### [INSTRUCTIONS TO FOLLOW]
Copy each line exactly. Drop every picture.

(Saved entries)
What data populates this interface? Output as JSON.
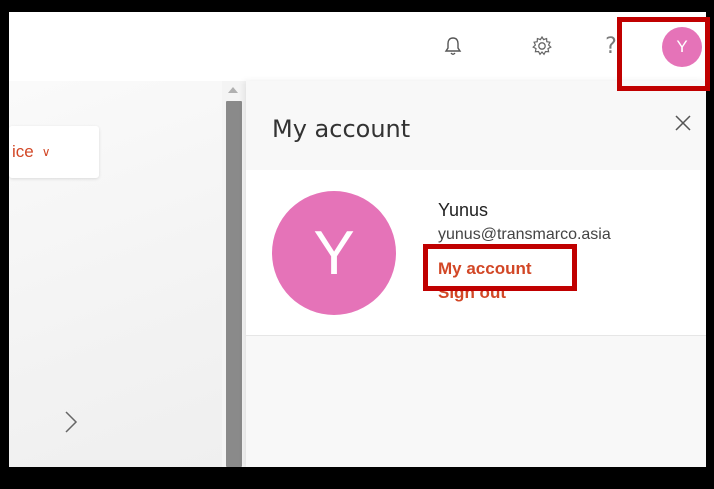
{
  "topbar": {
    "icons": [
      "bell-icon",
      "gear-icon",
      "help-icon"
    ],
    "help_glyph": "?",
    "avatar_initial": "Y"
  },
  "left": {
    "office_label": "ice",
    "office_chevron": "∨"
  },
  "panel": {
    "title": "My account",
    "avatar_initial": "Y",
    "user": {
      "name": "Yunus",
      "email": "yunus@transmarco.asia"
    },
    "links": {
      "my_account": "My account",
      "sign_out": "Sign out"
    }
  },
  "colors": {
    "accent": "#d24726",
    "avatar": "#e573b8",
    "highlight": "#c00000"
  }
}
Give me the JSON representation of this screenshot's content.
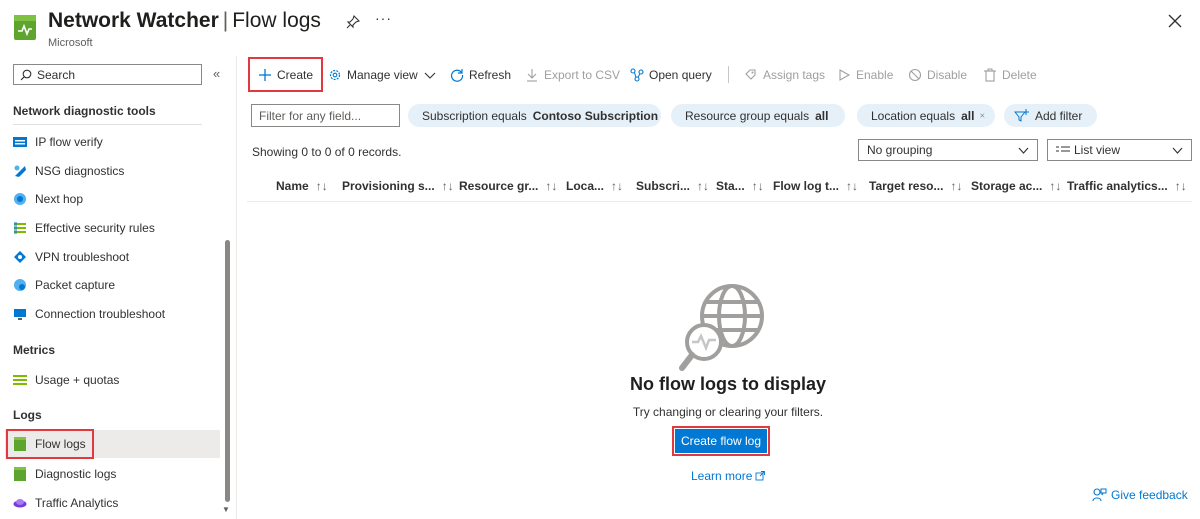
{
  "header": {
    "title": "Network Watcher",
    "separator": "|",
    "page": "Flow logs",
    "subtitle": "Microsoft"
  },
  "sidebar": {
    "search_placeholder": "Search",
    "sections": [
      {
        "title": "Network diagnostic tools",
        "items": [
          {
            "label": "IP flow verify",
            "icon": "ip-flow-icon"
          },
          {
            "label": "NSG diagnostics",
            "icon": "nsg-icon"
          },
          {
            "label": "Next hop",
            "icon": "next-hop-icon"
          },
          {
            "label": "Effective security rules",
            "icon": "security-rules-icon"
          },
          {
            "label": "VPN troubleshoot",
            "icon": "vpn-icon"
          },
          {
            "label": "Packet capture",
            "icon": "packet-capture-icon"
          },
          {
            "label": "Connection troubleshoot",
            "icon": "monitor-icon"
          }
        ]
      },
      {
        "title": "Metrics",
        "items": [
          {
            "label": "Usage + quotas",
            "icon": "usage-icon"
          }
        ]
      },
      {
        "title": "Logs",
        "items": [
          {
            "label": "Flow logs",
            "icon": "flow-logs-icon",
            "active": true
          },
          {
            "label": "Diagnostic logs",
            "icon": "diagnostic-logs-icon"
          },
          {
            "label": "Traffic Analytics",
            "icon": "traffic-analytics-icon"
          }
        ]
      }
    ]
  },
  "toolbar": {
    "create": "Create",
    "manage_view": "Manage view",
    "refresh": "Refresh",
    "export_csv": "Export to CSV",
    "open_query": "Open query",
    "assign_tags": "Assign tags",
    "enable": "Enable",
    "disable": "Disable",
    "delete": "Delete"
  },
  "filters": {
    "input_placeholder": "Filter for any field...",
    "subscription_prefix": "Subscription equals",
    "subscription_value": "Contoso Subscription",
    "resource_group_prefix": "Resource group equals",
    "resource_group_value": "all",
    "location_prefix": "Location equals",
    "location_value": "all",
    "add_filter": "Add filter"
  },
  "records_text": "Showing 0 to 0 of 0 records.",
  "grouping": "No grouping",
  "view": "List view",
  "columns": [
    "Name",
    "Provisioning s...",
    "Resource gr...",
    "Loca...",
    "Subscri...",
    "Sta...",
    "Flow log t...",
    "Target reso...",
    "Storage ac...",
    "Traffic analytics..."
  ],
  "empty_state": {
    "title": "No flow logs to display",
    "subtitle": "Try changing or clearing your filters.",
    "button": "Create flow log",
    "learn_more": "Learn more"
  },
  "feedback": "Give feedback",
  "colors": {
    "accent": "#0078d4",
    "highlight_box": "#e3383f",
    "pill_bg": "#e5f0f9",
    "active_item_bg": "#edebe9"
  }
}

### [FULL RESPONSE]
What data populates this interface? Output as JSON.
{
  "topbar": {
    "icons": [
      "bell-icon",
      "gear-icon",
      "help-icon"
    ],
    "help_glyph": "?",
    "avatar_initial": "Y"
  },
  "left": {
    "office_label": "ice",
    "office_chevron": "∨"
  },
  "panel": {
    "title": "My account",
    "avatar_initial": "Y",
    "user": {
      "name": "Yunus",
      "email": "yunus@transmarco.asia"
    },
    "links": {
      "my_account": "My account",
      "sign_out": "Sign out"
    }
  },
  "colors": {
    "accent": "#d24726",
    "avatar": "#e573b8",
    "highlight": "#c00000"
  }
}
Give me the JSON representation of this screenshot's content.
{
  "header": {
    "title": "Network Watcher",
    "separator": "|",
    "page": "Flow logs",
    "subtitle": "Microsoft"
  },
  "sidebar": {
    "search_placeholder": "Search",
    "sections": [
      {
        "title": "Network diagnostic tools",
        "items": [
          {
            "label": "IP flow verify",
            "icon": "ip-flow-icon"
          },
          {
            "label": "NSG diagnostics",
            "icon": "nsg-icon"
          },
          {
            "label": "Next hop",
            "icon": "next-hop-icon"
          },
          {
            "label": "Effective security rules",
            "icon": "security-rules-icon"
          },
          {
            "label": "VPN troubleshoot",
            "icon": "vpn-icon"
          },
          {
            "label": "Packet capture",
            "icon": "packet-capture-icon"
          },
          {
            "label": "Connection troubleshoot",
            "icon": "monitor-icon"
          }
        ]
      },
      {
        "title": "Metrics",
        "items": [
          {
            "label": "Usage + quotas",
            "icon": "usage-icon"
          }
        ]
      },
      {
        "title": "Logs",
        "items": [
          {
            "label": "Flow logs",
            "icon": "flow-logs-icon",
            "active": true
          },
          {
            "label": "Diagnostic logs",
            "icon": "diagnostic-logs-icon"
          },
          {
            "label": "Traffic Analytics",
            "icon": "traffic-analytics-icon"
          }
        ]
      }
    ]
  },
  "toolbar": {
    "create": "Create",
    "manage_view": "Manage view",
    "refresh": "Refresh",
    "export_csv": "Export to CSV",
    "open_query": "Open query",
    "assign_tags": "Assign tags",
    "enable": "Enable",
    "disable": "Disable",
    "delete": "Delete"
  },
  "filters": {
    "input_placeholder": "Filter for any field...",
    "subscription_prefix": "Subscription equals",
    "subscription_value": "Contoso Subscription",
    "resource_group_prefix": "Resource group equals",
    "resource_group_value": "all",
    "location_prefix": "Location equals",
    "location_value": "all",
    "add_filter": "Add filter"
  },
  "records_text": "Showing 0 to 0 of 0 records.",
  "grouping": "No grouping",
  "view": "List view",
  "columns": [
    "Name",
    "Provisioning s...",
    "Resource gr...",
    "Loca...",
    "Subscri...",
    "Sta...",
    "Flow log t...",
    "Target reso...",
    "Storage ac...",
    "Traffic analytics..."
  ],
  "empty_state": {
    "title": "No flow logs to display",
    "subtitle": "Try changing or clearing your filters.",
    "button": "Create flow log",
    "learn_more": "Learn more"
  },
  "feedback": "Give feedback",
  "colors": {
    "accent": "#0078d4",
    "highlight_box": "#e3383f",
    "pill_bg": "#e5f0f9",
    "active_item_bg": "#edebe9"
  }
}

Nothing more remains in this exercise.